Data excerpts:
####################
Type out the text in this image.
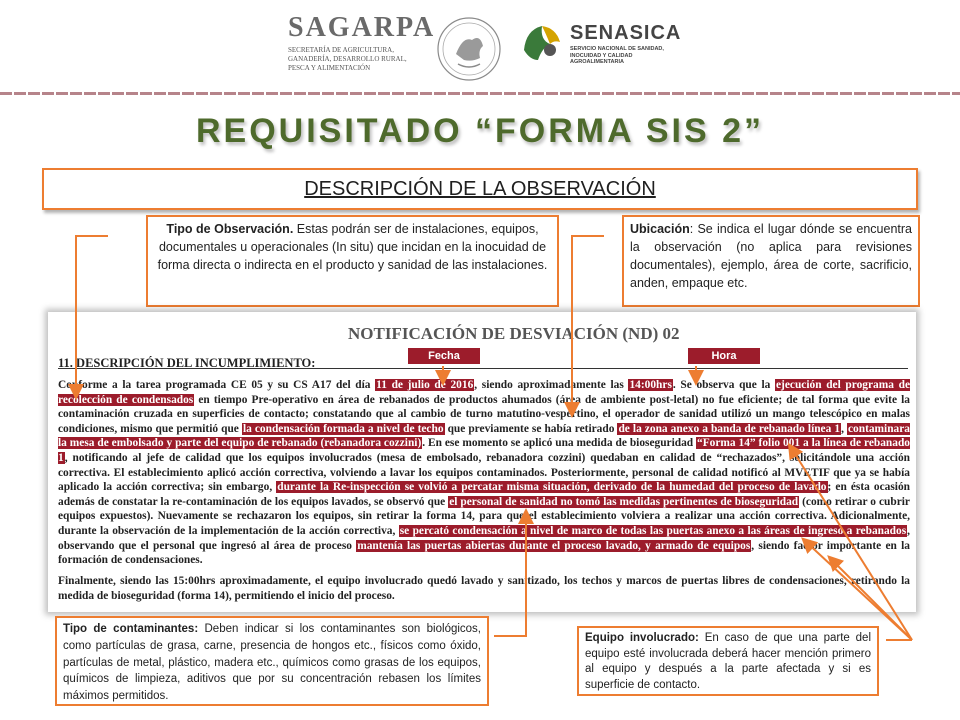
SAGARPA
SECRETARÍA DE AGRICULTURA,
GANADERÍA, DESARROLLO RURAL,
PESCA Y ALIMENTACIÓN
SENASICA
SERVICIO NACIONAL DE SANIDAD,
INOCUIDAD Y CALIDAD
AGROALIMENTARIA
REQUISITADO “FORMA SIS 2”
DESCRIPCIÓN DE LA OBSERVACIÓN
Tipo de Observación. Estas podrán ser de instalaciones, equipos, documentales u operacionales (In situ) que incidan en la inocuidad de forma directa o indirecta en el producto y sanidad de las instalaciones.
Ubicación: Se indica el lugar dónde se encuentra la observación (no aplica para revisiones documentales), ejemplo, área de corte, sacrificio, anden, empaque etc.
NOTIFICACIÓN DE DESVIACIÓN (ND) 02
11. DESCRIPCIÓN DEL INCUMPLIMIENTO:
Conforme a la tarea programada CE 05 y su CS A17 del día 11 de julio de 2016, siendo aproximadamente las 14:00hrs. Se observa que la ejecución del programa de recolección de condensados en tiempo Pre-operativo en área de rebanados de productos ahumados (área de ambiente post-letal) no fue eficiente; de tal forma que evite la contaminación cruzada en superficies de contacto; constatando que al cambio de turno matutino-vespertino, el operador de sanidad utilizó un mango telescópico en malas condiciones, mismo que permitió que la condensación formada a nivel de techo que previamente se había retirado de la zona anexo a banda de rebanado línea 1, contaminara la mesa de embolsado y parte del equipo de rebanado (rebanadora cozzini). En ese momento se aplicó una medida de bioseguridad “Forma 14” folio 001 a la línea de rebanado 1, notificando al jefe de calidad que los equipos involucrados (mesa de embolsado, rebanadora cozzini) quedaban en calidad de “rechazados”, solicitándole una acción correctiva. El establecimiento aplicó acción correctiva, volviendo a lavar los equipos contaminados. Posteriormente, personal de calidad notificó al MVETIF que ya se había aplicado la acción correctiva; sin embargo, durante la Re-inspección se volvió a percatar misma situación, derivado de la humedad del proceso de lavado; en ésta ocasión además de constatar la re-contaminación de los equipos lavados, se observó que el personal de sanidad no tomó las medidas pertinentes de bioseguridad (como retirar o cubrir equipos expuestos). Nuevamente se rechazaron los equipos, sin retirar la forma 14, para que el establecimiento volviera a realizar una acción correctiva. Adicionalmente, durante la observación de la implementación de la acción correctiva, se percató condensación a nivel de marco de todas las puertas anexo a las áreas de ingreso a rebanados, observando que el personal que ingresó al área de proceso mantenía las puertas abiertas durante el proceso lavado, y armado de equipos, siendo factor importante en la formación de condensaciones.
Finalmente, siendo las 15:00hrs aproximadamente, el equipo involucrado quedó lavado y sanitizado, los techos y marcos de puertas libres de condensaciones, retirando la medida de bioseguridad (forma 14), permitiendo el inicio del proceso.
Fecha	Hora
Tipo de contaminantes: Deben indicar si los contaminantes son biológicos, como partículas de grasa, carne, presencia de hongos etc., físicos como óxido, partículas de metal, plástico, madera etc., químicos como grasas de los equipos, químicos de limpieza, aditivos que por su concentración rebasen los límites máximos permitidos.
Equipo involucrado: En caso de que una parte del equipo esté involucrada deberá hacer mención primero al equipo y después a la parte afectada y si es superficie de contacto.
####################
• **WORK REQUIRED**
Leave out the pictures and output every record above precisely as given.

• **FULL OUTPUT**
Type out the text in this image.
SAGARPA
SECRETARÍA DE AGRICULTURA,
GANADERÍA, DESARROLLO RURAL,
PESCA Y ALIMENTACIÓN
SENASICA
SERVICIO NACIONAL DE SANIDAD,
INOCUIDAD Y CALIDAD
AGROALIMENTARIA
REQUISITADO “FORMA SIS 2”
DESCRIPCIÓN DE LA OBSERVACIÓN
Tipo de Observación. Estas podrán ser de instalaciones, equipos, documentales u operacionales (In situ) que incidan en la inocuidad de forma directa o indirecta en el producto y sanidad de las instalaciones.
Ubicación: Se indica el lugar dónde se encuentra la observación (no aplica para revisiones documentales), ejemplo, área de corte, sacrificio, anden, empaque etc.
NOTIFICACIÓN DE DESVIACIÓN (ND) 02
11. DESCRIPCIÓN DEL INCUMPLIMIENTO:
Conforme a la tarea programada CE 05 y su CS A17 del día 11 de julio de 2016, siendo aproximadamente las 14:00hrs. Se observa que la ejecución del programa de recolección de condensados en tiempo Pre-operativo en área de rebanados de productos ahumados (área de ambiente post-letal) no fue eficiente; de tal forma que evite la contaminación cruzada en superficies de contacto; constatando que al cambio de turno matutino-vespertino, el operador de sanidad utilizó un mango telescópico en malas condiciones, mismo que permitió que la condensación formada a nivel de techo que previamente se había retirado de la zona anexo a banda de rebanado línea 1, contaminara la mesa de embolsado y parte del equipo de rebanado (rebanadora cozzini). En ese momento se aplicó una medida de bioseguridad “Forma 14” folio 001 a la línea de rebanado 1, notificando al jefe de calidad que los equipos involucrados (mesa de embolsado, rebanadora cozzini) quedaban en calidad de “rechazados”, solicitándole una acción correctiva. El establecimiento aplicó acción correctiva, volviendo a lavar los equipos contaminados. Posteriormente, personal de calidad notificó al MVETIF que ya se había aplicado la acción correctiva; sin embargo, durante la Re-inspección se volvió a percatar misma situación, derivado de la humedad del proceso de lavado; en ésta ocasión además de constatar la re-contaminación de los equipos lavados, se observó que el personal de sanidad no tomó las medidas pertinentes de bioseguridad (como retirar o cubrir equipos expuestos). Nuevamente se rechazaron los equipos, sin retirar la forma 14, para que el establecimiento volviera a realizar una acción correctiva. Adicionalmente, durante la observación de la implementación de la acción correctiva, se percató condensación a nivel de marco de todas las puertas anexo a las áreas de ingreso a rebanados, observando que el personal que ingresó al área de proceso mantenía las puertas abiertas durante el proceso lavado, y armado de equipos, siendo factor importante en la formación de condensaciones.
Finalmente, siendo las 15:00hrs aproximadamente, el equipo involucrado quedó lavado y sanitizado, los techos y marcos de puertas libres de condensaciones, retirando la medida de bioseguridad (forma 14), permitiendo el inicio del proceso.
Fecha	Hora
Tipo de contaminantes: Deben indicar si los contaminantes son biológicos, como partículas de grasa, carne, presencia de hongos etc., físicos como óxido, partículas de metal, plástico, madera etc., químicos como grasas de los equipos, químicos de limpieza, aditivos que por su concentración rebasen los límites máximos permitidos.
Equipo involucrado: En caso de que una parte del equipo esté involucrada deberá hacer mención primero al equipo y después a la parte afectada y si es superficie de contacto.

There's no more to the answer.